Task details - Search the records below for the word "三元学生奶". Pull out each line that has it.

Provided records -
▬▬▬

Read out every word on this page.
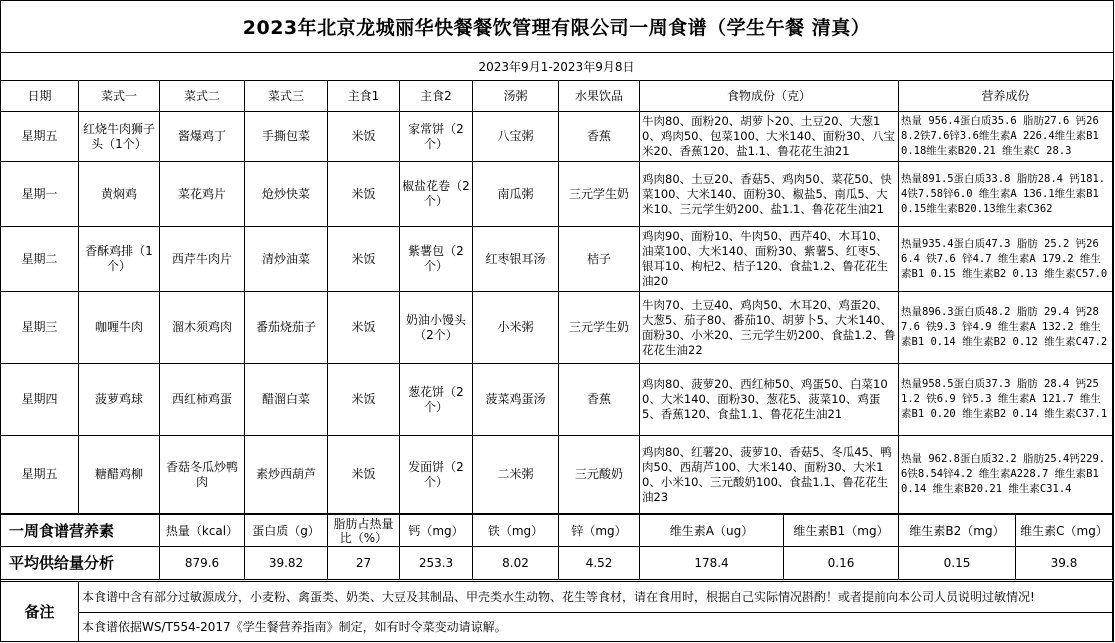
2023年北京龙城丽华快餐餐饮管理有限公司一周食谱（学生午餐 清真）
2023年9月1-2023年9月8日
日期	菜式一	菜式二	菜式三	主食1	主食2	汤粥	水果饮品	食物成份（克）	营养成份
星期五	红烧牛肉狮子头（1个）	酱爆鸡丁	手撕包菜	米饭	家常饼（2个）	八宝粥	香蕉	牛肉80、面粉20、胡萝卜20、土豆20、大葱10、鸡肉50、包菜100、大米140、面粉30、八宝米20、香蕉120、盐1.1、鲁花花生油21	热量 956.4蛋白质35.6 脂肪27.6 钙268.2铁7.6锌3.6维生素A 226.4维生素B1 0.18维生素B20.21 维生素C 28.3
星期一	黄焖鸡	菜花鸡片	炝炒快菜	米饭	椒盐花卷（2个）	南瓜粥	三元学生奶	鸡肉80、土豆20、香菇5、鸡肉50、菜花50、快菜100、大米140、面粉30、椒盐5、南瓜5、大米10、三元学生奶200、盐1.1、鲁花花生油21	热量891.5蛋白质33.8 脂肪28.4 钙181.4铁7.58锌6.0 维生素A 136.1维生素B10.15维生素B20.13维生素C362
星期二	香酥鸡排（1个）	西芹牛肉片	清炒油菜	米饭	紫薯包（2个）	红枣银耳汤	桔子	鸡肉90、面粉10、牛肉50、西芹40、木耳10、油菜100、大米140、面粉30、紫薯5、红枣5、银耳10、枸杞2、桔子120、食盐1.2、鲁花花生油20	热量935.4蛋白质47.3 脂肪 25.2 钙266.4 铁7.6 锌4.7 维生素A 179.2 维生素B1 0.15 维生素B2 0.13 维生素C57.0
星期三	咖喱牛肉	溜木须鸡肉	番茄烧茄子	米饭	奶油小馒头（2个）	小米粥	三元学生奶	牛肉70、土豆40、鸡肉50、木耳20、鸡蛋20、大葱5、茄子80、番茄10、胡萝卜5、大米140、面粉30、小米20、三元学生奶200、食盐1.2、鲁花花生油22	热量896.3蛋白质48.2 脂肪 29.4 钙287.6 铁9.3 锌4.9 维生素A 132.2 维生素B1 0.14 维生素B2 0.12 维生素C47.2
星期四	菠萝鸡球	西红柿鸡蛋	醋溜白菜	米饭	葱花饼（2个）	菠菜鸡蛋汤	香蕉	鸡肉80、菠萝20、西红柿50、鸡蛋50、白菜100、大米140、面粉30、葱花5、菠菜10、鸡蛋5、香蕉120、食盐1.1、鲁花花生油21	热量958.5蛋白质37.3 脂肪 28.4 钙251.2 铁6.9 锌5.3 维生素A 121.7 维生素B1 0.20 维生素B2 0.14 维生素C37.1
星期五	糖醋鸡柳	香菇冬瓜炒鸭肉	素炒西葫芦	米饭	发面饼（2个）	二米粥	三元酸奶	鸡肉80、红薯20、菠萝10、香菇5、冬瓜45、鸭肉50、西葫芦100、大米140、面粉30、大米10、小米10、三元酸奶100、食盐1.1、鲁花花生油23	热量 962.8蛋白质32.2 脂肪25.4钙229.6铁8.54锌4.2 维生素A228.7 维生素B10.14 维生素B20.21 维生素C31.4
一周食谱营养素	热量（kcal）	蛋白质（g）	脂肪占热量比（%）	钙（mg）	铁（mg）	锌（mg）	维生素A（ug）	维生素B1（mg）	维生素B2（mg）	维生素C（mg）
平均供给量分析	879.6	39.82	27	253.3	8.02	4.52	178.4	0.16	0.15	39.8
备注	本食谱中含有部分过敏源成分，小麦粉、禽蛋类、奶类、大豆及其制品、甲壳类水生动物、花生等食材，请在食用时，根据自己实际情况斟酌！或者提前向本公司人员说明过敏情况!
本食谱依据WS/T554-2017《学生餐营养指南》制定，如有时令菜变动请谅解。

▬▬▬

Written response -
星期一	黄焖鸡	菜花鸡片	炝炒快菜	米饭	椒盐花卷（2个）	南瓜粥	三元学生奶	鸡肉80、土豆20、香菇5、鸡肉50、菜花50、快菜100、大米140、面粉30、椒盐5、南瓜5、大米10、三元学生奶200、盐1.1、鲁花花生油21	热量891.5蛋白质33.8 脂肪28.4 钙181.4铁7.58锌6.0 维生素A 136.1维生素B10.15维生素B20.13维生素C362
星期三	咖喱牛肉	溜木须鸡肉	番茄烧茄子	米饭	奶油小馒头（2个）	小米粥	三元学生奶	牛肉70、土豆40、鸡肉50、木耳20、鸡蛋20、大葱5、茄子80、番茄10、胡萝卜5、大米140、面粉30、小米20、三元学生奶200、食盐1.2、鲁花花生油22	热量896.3蛋白质48.2 脂肪 29.4 钙287.6 铁9.3 锌4.9 维生素A 132.2 维生素B1 0.14 维生素B2 0.12 维生素C47.2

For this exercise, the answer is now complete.